**Requirement:**
Copy each record exactly as it reads, leaving out any pictures it holds.

Dataset rows:
-.-.-

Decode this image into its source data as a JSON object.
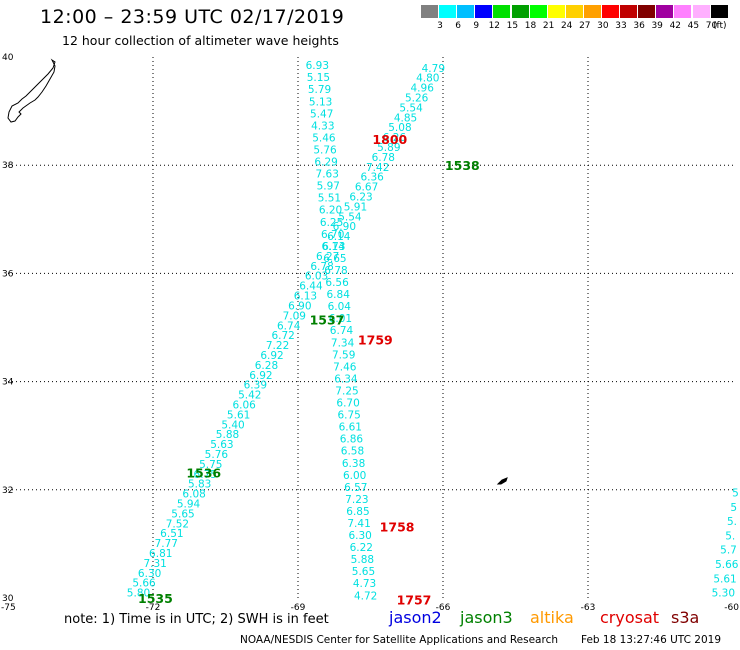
{
  "header": {
    "title": "12:00 – 23:59 UTC 02/17/2019",
    "subtitle": "12 hour collection of altimeter wave heights"
  },
  "legend": {
    "unit": "(ft)",
    "colors": [
      "#808080",
      "#00ffff",
      "#00bfff",
      "#0000ff",
      "#00e000",
      "#00a000",
      "#00ff00",
      "#ffff00",
      "#ffd000",
      "#ffa000",
      "#ff0000",
      "#c00000",
      "#800000",
      "#a000a0",
      "#ff80ff",
      "#ffb0ff",
      "#000000"
    ],
    "labels": [
      "3",
      "6",
      "9",
      "12",
      "15",
      "18",
      "21",
      "24",
      "27",
      "30",
      "33",
      "36",
      "39",
      "42",
      "45",
      "70"
    ]
  },
  "axes": {
    "x_labels": [
      "-75",
      "-72",
      "-69",
      "-66",
      "-63",
      "-60"
    ],
    "y_labels": [
      "40",
      "38",
      "36",
      "34",
      "32",
      "30"
    ]
  },
  "tracks": [
    {
      "name": "track-a",
      "color": "#00e0e0",
      "start": [
        -66.2,
        39.8
      ],
      "end": [
        -72.3,
        30.1
      ],
      "values": [
        "4.79",
        "4.80",
        "4.96",
        "5.26",
        "5.54",
        "4.85",
        "5.08",
        "6.26",
        "5.89",
        "6.78",
        "7.42",
        "6.36",
        "6.67",
        "6.23",
        "5.91",
        "5.54",
        "6.90",
        "6.14",
        "6.14",
        "6.27",
        "6.78",
        "6.03",
        "6.44",
        "6.13",
        "6.90",
        "7.09",
        "6.74",
        "6.72",
        "7.22",
        "6.92",
        "6.28",
        "6.92",
        "6.39",
        "5.42",
        "6.06",
        "5.61",
        "5.40",
        "5.88",
        "5.63",
        "5.76",
        "5.75",
        "6.75",
        "5.83",
        "6.08",
        "5.94",
        "5.65",
        "7.52",
        "6.51",
        "7.77",
        "6.81",
        "7.31",
        "6.30",
        "5.66",
        "5.80"
      ]
    },
    {
      "name": "track-b",
      "color": "#00e0e0",
      "start": [
        -68.6,
        39.85
      ],
      "end": [
        -67.6,
        30.05
      ],
      "values": [
        "6.93",
        "5.15",
        "5.79",
        "5.13",
        "5.47",
        "4.33",
        "5.46",
        "5.76",
        "6.29",
        "7.63",
        "5.97",
        "5.51",
        "6.20",
        "6.25",
        "6.70",
        "6.73",
        "6.65",
        "6.78",
        "6.56",
        "6.84",
        "6.04",
        "6.01",
        "6.74",
        "7.34",
        "7.59",
        "7.46",
        "6.34",
        "7.25",
        "6.70",
        "6.75",
        "6.61",
        "6.86",
        "6.58",
        "6.38",
        "6.00",
        "6.57",
        "7.23",
        "6.85",
        "7.41",
        "6.30",
        "6.22",
        "5.88",
        "5.65",
        "4.73",
        "4.72"
      ]
    },
    {
      "name": "track-c",
      "color": "#00e0e0",
      "start": [
        -59.95,
        31.95
      ],
      "end": [
        -60.2,
        30.1
      ],
      "values": [
        "5",
        "5",
        "5.",
        "5.",
        "5.7",
        "5.66",
        "5.61",
        "5.30"
      ]
    }
  ],
  "time_labels": [
    {
      "text": "1800",
      "color": "#e00000",
      "lon": -67.1,
      "lat": 38.48
    },
    {
      "text": "1538",
      "color": "#008000",
      "lon": -65.6,
      "lat": 38.0
    },
    {
      "text": "1537",
      "color": "#008000",
      "lon": -68.4,
      "lat": 35.15
    },
    {
      "text": "1759",
      "color": "#e00000",
      "lon": -67.4,
      "lat": 34.78
    },
    {
      "text": "1536",
      "color": "#008000",
      "lon": -70.95,
      "lat": 32.32
    },
    {
      "text": "1758",
      "color": "#e00000",
      "lon": -66.95,
      "lat": 31.32
    },
    {
      "text": "1535",
      "color": "#008000",
      "lon": -71.95,
      "lat": 30.0
    },
    {
      "text": "1757",
      "color": "#e00000",
      "lon": -66.6,
      "lat": 29.97
    }
  ],
  "footer": {
    "note": "note:  1) Time is in UTC; 2) SWH is in feet",
    "satellites": [
      {
        "name": "jason2",
        "color": "#0000e0"
      },
      {
        "name": "jason3",
        "color": "#008000"
      },
      {
        "name": "altika",
        "color": "#ff9900"
      },
      {
        "name": "cryosat",
        "color": "#e00000"
      },
      {
        "name": "s3a",
        "color": "#800000"
      }
    ],
    "credit": "NOAA/NESDIS Center for Satellite Applications and Research",
    "timestamp": "Feb 18 13:27:46 UTC 2019"
  }
}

-.-.-

**Written answer:**
Decode this image into its source data as a JSON object.
{
  "header": {
    "title": "12:00 – 23:59 UTC 02/17/2019",
    "subtitle": "12 hour collection of altimeter wave heights"
  },
  "legend": {
    "unit": "(ft)",
    "colors": [
      "#808080",
      "#00ffff",
      "#00bfff",
      "#0000ff",
      "#00e000",
      "#00a000",
      "#00ff00",
      "#ffff00",
      "#ffd000",
      "#ffa000",
      "#ff0000",
      "#c00000",
      "#800000",
      "#a000a0",
      "#ff80ff",
      "#ffb0ff",
      "#000000"
    ],
    "labels": [
      "3",
      "6",
      "9",
      "12",
      "15",
      "18",
      "21",
      "24",
      "27",
      "30",
      "33",
      "36",
      "39",
      "42",
      "45",
      "70"
    ]
  },
  "axes": {
    "x_labels": [
      "-75",
      "-72",
      "-69",
      "-66",
      "-63",
      "-60"
    ],
    "y_labels": [
      "40",
      "38",
      "36",
      "34",
      "32",
      "30"
    ]
  },
  "tracks": [
    {
      "name": "track-a",
      "color": "#00e0e0",
      "start": [
        -66.2,
        39.8
      ],
      "end": [
        -72.3,
        30.1
      ],
      "values": [
        "4.79",
        "4.80",
        "4.96",
        "5.26",
        "5.54",
        "4.85",
        "5.08",
        "6.26",
        "5.89",
        "6.78",
        "7.42",
        "6.36",
        "6.67",
        "6.23",
        "5.91",
        "5.54",
        "6.90",
        "6.14",
        "6.14",
        "6.27",
        "6.78",
        "6.03",
        "6.44",
        "6.13",
        "6.90",
        "7.09",
        "6.74",
        "6.72",
        "7.22",
        "6.92",
        "6.28",
        "6.92",
        "6.39",
        "5.42",
        "6.06",
        "5.61",
        "5.40",
        "5.88",
        "5.63",
        "5.76",
        "5.75",
        "6.75",
        "5.83",
        "6.08",
        "5.94",
        "5.65",
        "7.52",
        "6.51",
        "7.77",
        "6.81",
        "7.31",
        "6.30",
        "5.66",
        "5.80"
      ]
    },
    {
      "name": "track-b",
      "color": "#00e0e0",
      "start": [
        -68.6,
        39.85
      ],
      "end": [
        -67.6,
        30.05
      ],
      "values": [
        "6.93",
        "5.15",
        "5.79",
        "5.13",
        "5.47",
        "4.33",
        "5.46",
        "5.76",
        "6.29",
        "7.63",
        "5.97",
        "5.51",
        "6.20",
        "6.25",
        "6.70",
        "6.73",
        "6.65",
        "6.78",
        "6.56",
        "6.84",
        "6.04",
        "6.01",
        "6.74",
        "7.34",
        "7.59",
        "7.46",
        "6.34",
        "7.25",
        "6.70",
        "6.75",
        "6.61",
        "6.86",
        "6.58",
        "6.38",
        "6.00",
        "6.57",
        "7.23",
        "6.85",
        "7.41",
        "6.30",
        "6.22",
        "5.88",
        "5.65",
        "4.73",
        "4.72"
      ]
    },
    {
      "name": "track-c",
      "color": "#00e0e0",
      "start": [
        -59.95,
        31.95
      ],
      "end": [
        -60.2,
        30.1
      ],
      "values": [
        "5",
        "5",
        "5.",
        "5.",
        "5.7",
        "5.66",
        "5.61",
        "5.30"
      ]
    }
  ],
  "time_labels": [
    {
      "text": "1800",
      "color": "#e00000",
      "lon": -67.1,
      "lat": 38.48
    },
    {
      "text": "1538",
      "color": "#008000",
      "lon": -65.6,
      "lat": 38.0
    },
    {
      "text": "1537",
      "color": "#008000",
      "lon": -68.4,
      "lat": 35.15
    },
    {
      "text": "1759",
      "color": "#e00000",
      "lon": -67.4,
      "lat": 34.78
    },
    {
      "text": "1536",
      "color": "#008000",
      "lon": -70.95,
      "lat": 32.32
    },
    {
      "text": "1758",
      "color": "#e00000",
      "lon": -66.95,
      "lat": 31.32
    },
    {
      "text": "1535",
      "color": "#008000",
      "lon": -71.95,
      "lat": 30.0
    },
    {
      "text": "1757",
      "color": "#e00000",
      "lon": -66.6,
      "lat": 29.97
    }
  ],
  "footer": {
    "note": "note:  1) Time is in UTC; 2) SWH is in feet",
    "satellites": [
      {
        "name": "jason2",
        "color": "#0000e0"
      },
      {
        "name": "jason3",
        "color": "#008000"
      },
      {
        "name": "altika",
        "color": "#ff9900"
      },
      {
        "name": "cryosat",
        "color": "#e00000"
      },
      {
        "name": "s3a",
        "color": "#800000"
      }
    ],
    "credit": "NOAA/NESDIS Center for Satellite Applications and Research",
    "timestamp": "Feb 18 13:27:46 UTC 2019"
  }
}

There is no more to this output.